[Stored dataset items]
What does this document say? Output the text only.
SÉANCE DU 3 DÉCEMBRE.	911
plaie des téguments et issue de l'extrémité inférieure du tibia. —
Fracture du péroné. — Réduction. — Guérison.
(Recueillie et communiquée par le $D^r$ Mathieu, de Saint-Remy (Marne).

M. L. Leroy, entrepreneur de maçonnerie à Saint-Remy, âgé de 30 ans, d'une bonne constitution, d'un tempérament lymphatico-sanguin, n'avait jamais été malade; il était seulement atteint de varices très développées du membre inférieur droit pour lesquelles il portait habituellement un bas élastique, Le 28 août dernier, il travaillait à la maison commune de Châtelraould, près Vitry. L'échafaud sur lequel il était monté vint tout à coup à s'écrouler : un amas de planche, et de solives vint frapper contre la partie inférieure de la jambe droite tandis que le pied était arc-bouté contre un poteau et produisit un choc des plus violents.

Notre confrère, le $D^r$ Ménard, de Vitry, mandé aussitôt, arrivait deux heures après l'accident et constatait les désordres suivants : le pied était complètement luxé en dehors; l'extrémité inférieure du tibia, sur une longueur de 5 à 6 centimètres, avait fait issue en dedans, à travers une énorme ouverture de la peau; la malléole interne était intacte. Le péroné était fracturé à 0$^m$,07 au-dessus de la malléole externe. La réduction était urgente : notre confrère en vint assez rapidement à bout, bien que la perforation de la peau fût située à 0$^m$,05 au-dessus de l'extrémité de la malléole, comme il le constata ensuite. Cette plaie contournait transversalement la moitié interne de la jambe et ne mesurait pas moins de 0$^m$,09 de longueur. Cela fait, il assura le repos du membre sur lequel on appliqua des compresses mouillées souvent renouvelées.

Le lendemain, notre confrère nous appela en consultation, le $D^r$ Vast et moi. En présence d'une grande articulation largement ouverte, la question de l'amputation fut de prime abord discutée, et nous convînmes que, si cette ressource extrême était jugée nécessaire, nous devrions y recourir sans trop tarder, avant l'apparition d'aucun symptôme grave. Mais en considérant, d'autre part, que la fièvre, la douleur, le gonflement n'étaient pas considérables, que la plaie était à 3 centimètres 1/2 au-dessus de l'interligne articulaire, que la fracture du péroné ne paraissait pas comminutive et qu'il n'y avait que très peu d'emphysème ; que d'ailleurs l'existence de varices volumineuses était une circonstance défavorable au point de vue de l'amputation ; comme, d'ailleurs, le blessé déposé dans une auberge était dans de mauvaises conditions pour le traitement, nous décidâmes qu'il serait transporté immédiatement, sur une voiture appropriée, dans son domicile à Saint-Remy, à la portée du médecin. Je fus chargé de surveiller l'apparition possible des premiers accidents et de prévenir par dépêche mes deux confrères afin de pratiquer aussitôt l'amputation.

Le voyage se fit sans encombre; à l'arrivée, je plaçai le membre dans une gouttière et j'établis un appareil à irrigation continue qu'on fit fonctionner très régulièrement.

EXERCISE AIM:
Every line above needs to be retyped exactly.

ANSWER TO THIS TASK:
What does this document say? Output the text only.
SÉANCE DU 3 DÉCEMBRE.	911
plaie des téguments et issue de l'extrémité inférieure du tibia. —
Fracture du péroné. — Réduction. — Guérison.
(Recueillie et communiquée par le $D^r$ Mathieu, de Saint-Remy (Marne).

M. L. Leroy, entrepreneur de maçonnerie à Saint-Remy, âgé de 30 ans, d'une bonne constitution, d'un tempérament lymphatico-sanguin, n'avait jamais été malade; il était seulement atteint de varices très développées du membre inférieur droit pour lesquelles il portait habituellement un bas élastique, Le 28 août dernier, il travaillait à la maison commune de Châtelraould, près Vitry. L'échafaud sur lequel il était monté vint tout à coup à s'écrouler : un amas de planche, et de solives vint frapper contre la partie inférieure de la jambe droite tandis que le pied était arc-bouté contre un poteau et produisit un choc des plus violents.

Notre confrère, le $D^r$ Ménard, de Vitry, mandé aussitôt, arrivait deux heures après l'accident et constatait les désordres suivants : le pied était complètement luxé en dehors; l'extrémité inférieure du tibia, sur une longueur de 5 à 6 centimètres, avait fait issue en dedans, à travers une énorme ouverture de la peau; la malléole interne était intacte. Le péroné était fracturé à 0$^m$,07 au-dessus de la malléole externe. La réduction était urgente : notre confrère en vint assez rapidement à bout, bien que la perforation de la peau fût située à 0$^m$,05 au-dessus de l'extrémité de la malléole, comme il le constata ensuite. Cette plaie contournait transversalement la moitié interne de la jambe et ne mesurait pas moins de 0$^m$,09 de longueur. Cela fait, il assura le repos du membre sur lequel on appliqua des compresses mouillées souvent renouvelées.

Le lendemain, notre confrère nous appela en consultation, le $D^r$ Vast et moi. En présence d'une grande articulation largement ouverte, la question de l'amputation fut de prime abord discutée, et nous convînmes que, si cette ressource extrême était jugée nécessaire, nous devrions y recourir sans trop tarder, avant l'apparition d'aucun symptôme grave. Mais en considérant, d'autre part, que la fièvre, la douleur, le gonflement n'étaient pas considérables, que la plaie était à 3 centimètres 1/2 au-dessus de l'interligne articulaire, que la fracture du péroné ne paraissait pas comminutive et qu'il n'y avait que très peu d'emphysème ; que d'ailleurs l'existence de varices volumineuses était une circonstance défavorable au point de vue de l'amputation ; comme, d'ailleurs, le blessé déposé dans une auberge était dans de mauvaises conditions pour le traitement, nous décidâmes qu'il serait transporté immédiatement, sur une voiture appropriée, dans son domicile à Saint-Remy, à la portée du médecin. Je fus chargé de surveiller l'apparition possible des premiers accidents et de prévenir par dépêche mes deux confrères afin de pratiquer aussitôt l'amputation.

Le voyage se fit sans encombre; à l'arrivée, je plaçai le membre dans une gouttière et j'établis un appareil à irrigation continue qu'on fit fonctionner très régulièrement.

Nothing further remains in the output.